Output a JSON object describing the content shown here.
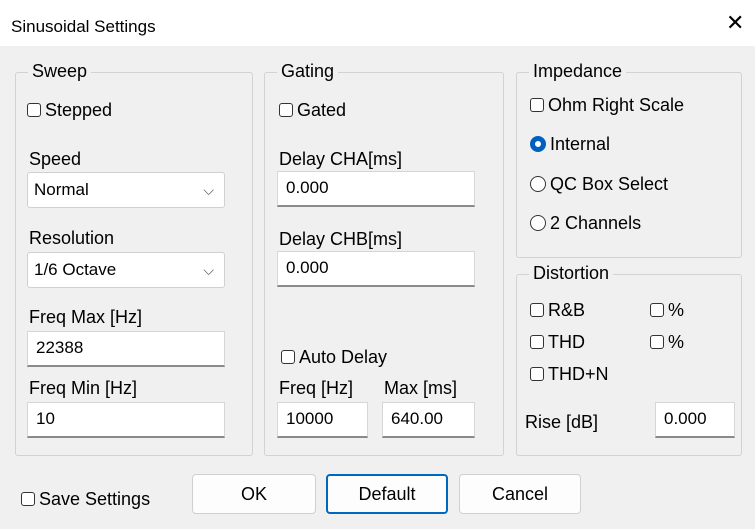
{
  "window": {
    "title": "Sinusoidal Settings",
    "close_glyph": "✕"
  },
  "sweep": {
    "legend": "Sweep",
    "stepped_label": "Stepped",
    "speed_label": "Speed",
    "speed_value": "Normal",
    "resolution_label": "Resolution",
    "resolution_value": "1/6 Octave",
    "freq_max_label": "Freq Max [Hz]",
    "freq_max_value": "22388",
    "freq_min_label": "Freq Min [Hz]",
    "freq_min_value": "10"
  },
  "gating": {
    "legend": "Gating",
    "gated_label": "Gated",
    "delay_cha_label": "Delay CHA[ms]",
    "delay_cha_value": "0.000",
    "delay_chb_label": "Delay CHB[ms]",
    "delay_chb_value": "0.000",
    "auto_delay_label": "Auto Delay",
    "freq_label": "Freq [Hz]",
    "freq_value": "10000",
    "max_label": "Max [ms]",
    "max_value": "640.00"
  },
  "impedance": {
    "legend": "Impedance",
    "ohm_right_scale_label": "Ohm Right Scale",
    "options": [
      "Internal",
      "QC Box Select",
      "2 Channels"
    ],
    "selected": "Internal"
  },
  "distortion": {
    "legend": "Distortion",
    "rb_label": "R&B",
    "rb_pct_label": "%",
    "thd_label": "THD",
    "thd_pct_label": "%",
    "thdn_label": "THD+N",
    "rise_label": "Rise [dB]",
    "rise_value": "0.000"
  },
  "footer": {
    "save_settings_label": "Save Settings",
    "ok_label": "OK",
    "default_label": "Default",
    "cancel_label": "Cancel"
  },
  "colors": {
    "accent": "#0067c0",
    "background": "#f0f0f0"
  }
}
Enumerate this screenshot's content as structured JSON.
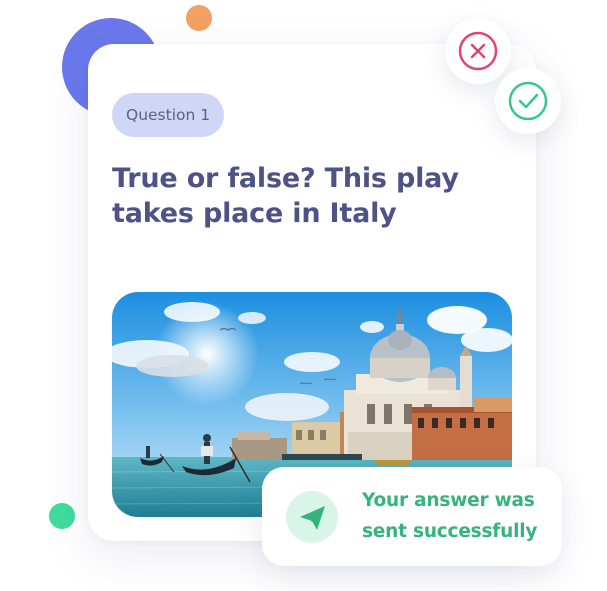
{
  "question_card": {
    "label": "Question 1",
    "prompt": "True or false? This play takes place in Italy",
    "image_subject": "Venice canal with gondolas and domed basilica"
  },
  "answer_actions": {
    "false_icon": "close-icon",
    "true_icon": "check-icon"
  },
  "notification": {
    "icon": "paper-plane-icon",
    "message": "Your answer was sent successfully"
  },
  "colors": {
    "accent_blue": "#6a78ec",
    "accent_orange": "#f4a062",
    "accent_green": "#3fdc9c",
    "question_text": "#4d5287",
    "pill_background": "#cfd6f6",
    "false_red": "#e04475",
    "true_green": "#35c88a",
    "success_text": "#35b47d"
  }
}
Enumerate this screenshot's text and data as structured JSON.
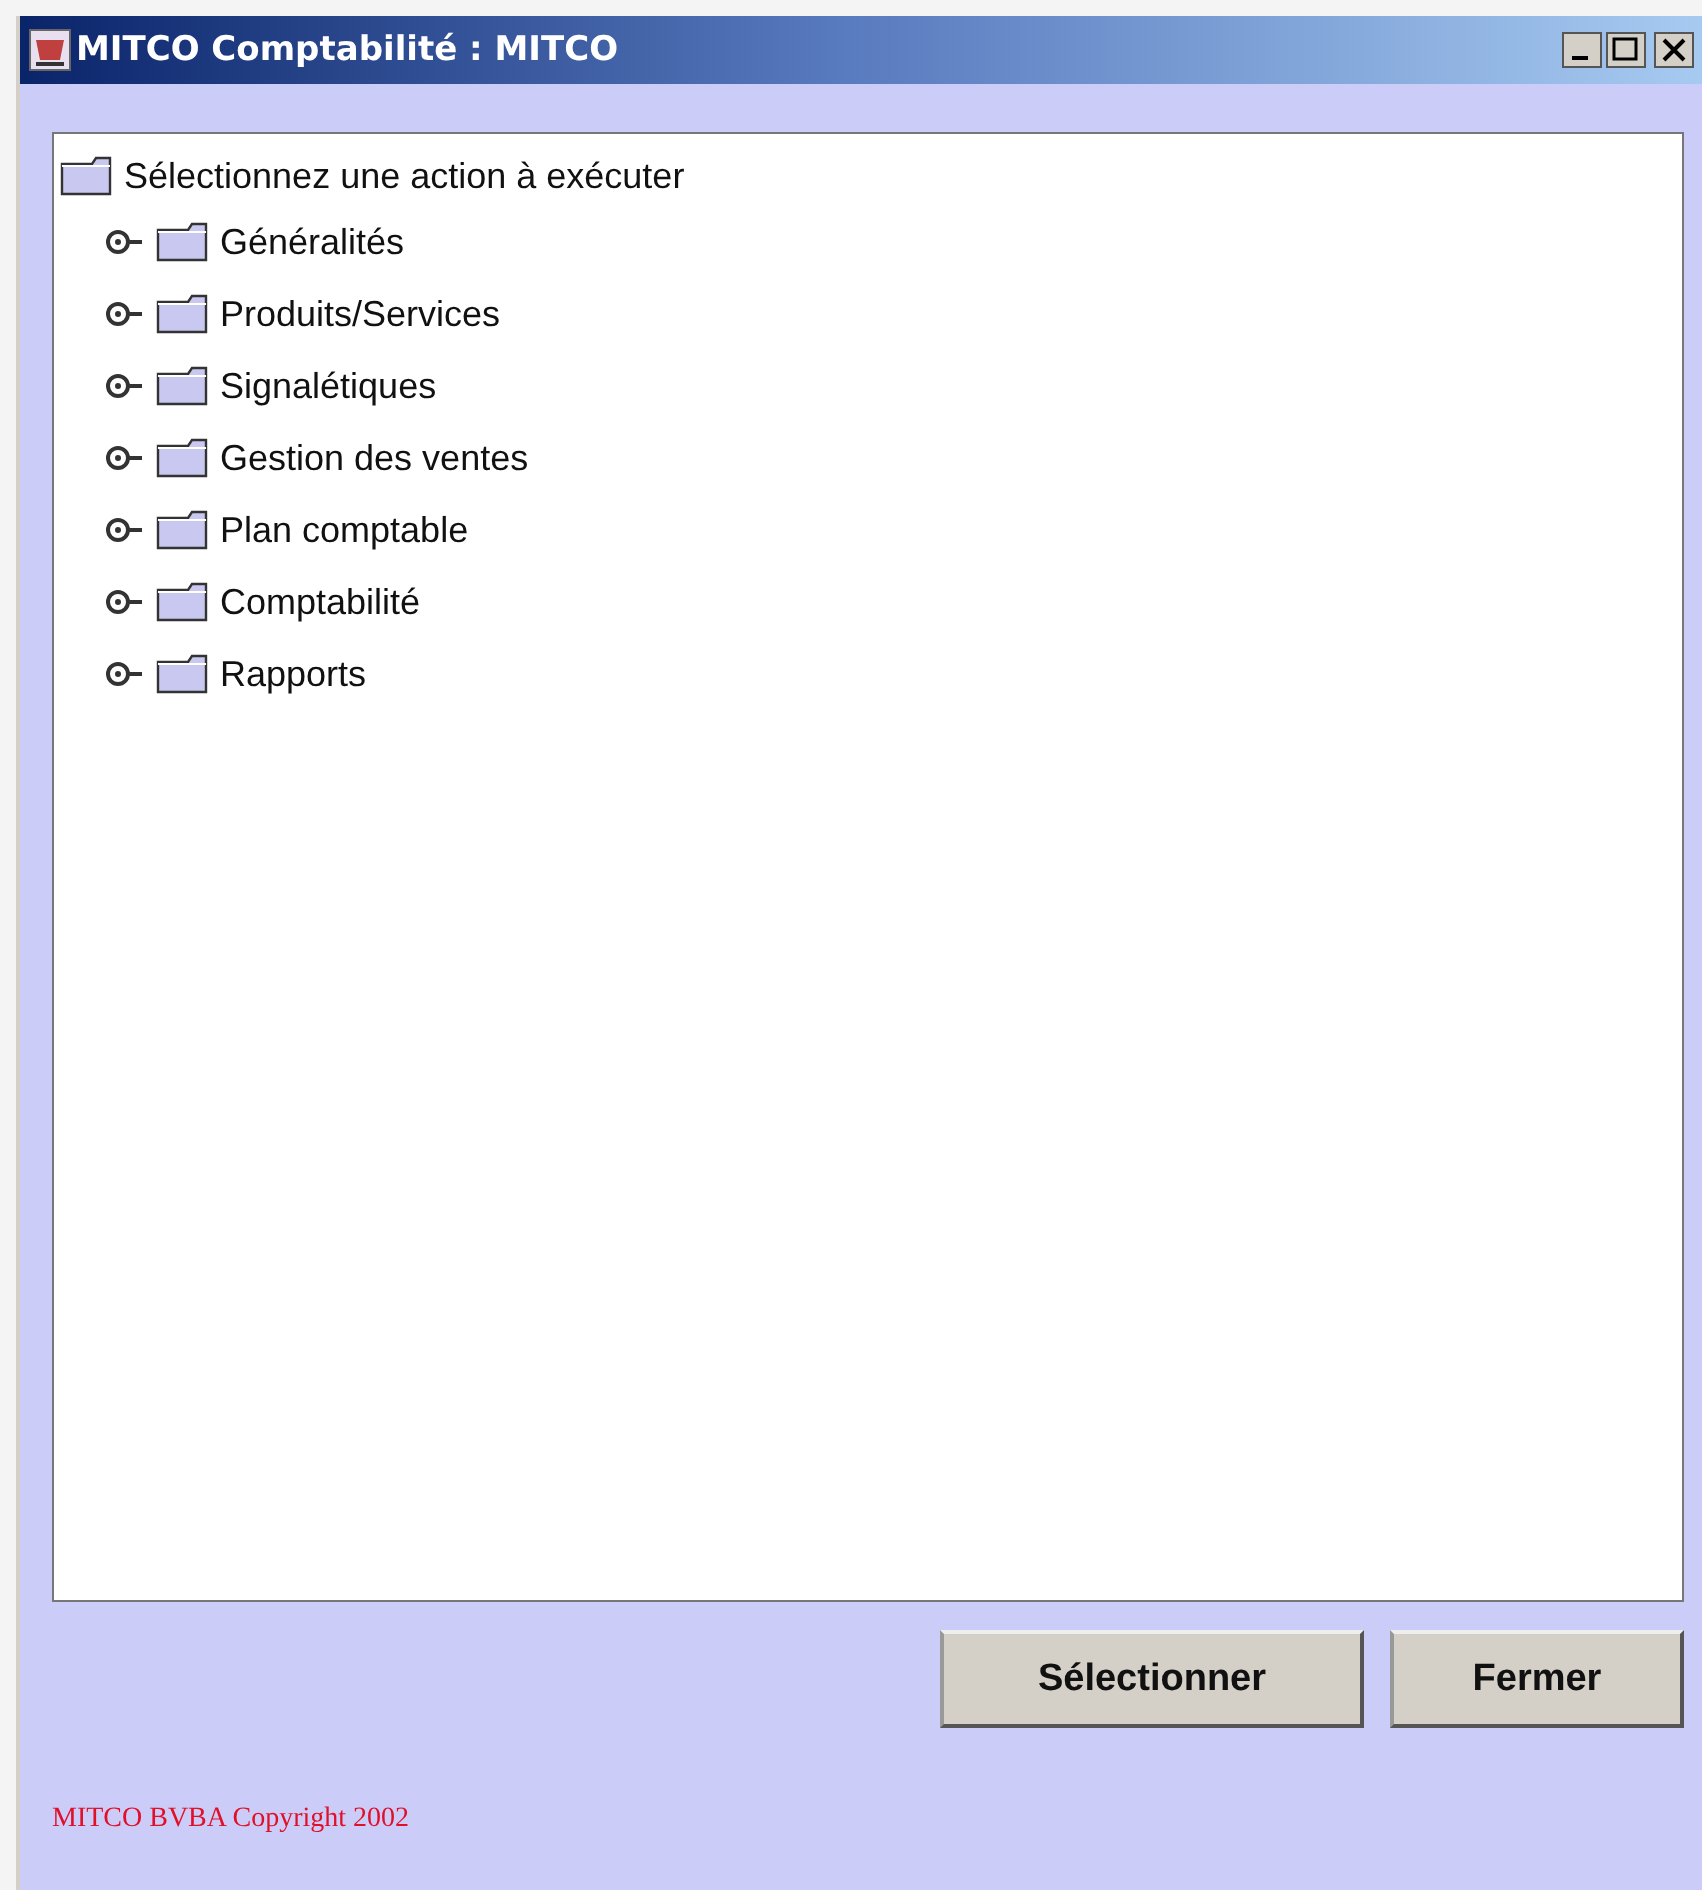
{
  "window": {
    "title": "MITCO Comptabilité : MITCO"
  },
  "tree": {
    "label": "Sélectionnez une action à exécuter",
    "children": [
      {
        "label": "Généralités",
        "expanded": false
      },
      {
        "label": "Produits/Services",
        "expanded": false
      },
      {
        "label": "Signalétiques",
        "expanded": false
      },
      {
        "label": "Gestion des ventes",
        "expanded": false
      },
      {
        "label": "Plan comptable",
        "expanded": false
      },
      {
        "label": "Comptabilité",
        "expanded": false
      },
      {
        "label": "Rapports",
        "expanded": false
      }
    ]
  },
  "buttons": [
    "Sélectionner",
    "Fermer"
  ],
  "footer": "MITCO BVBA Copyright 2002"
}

^^^^^^^^^^^^^^^^

» EXERCISE PROMPT: List each line in the listing that contains the string "Comptabilité".

» THE REPLY:
    "title": "MITCO Comptabilité : MITCO"
        "label": "Comptabilité",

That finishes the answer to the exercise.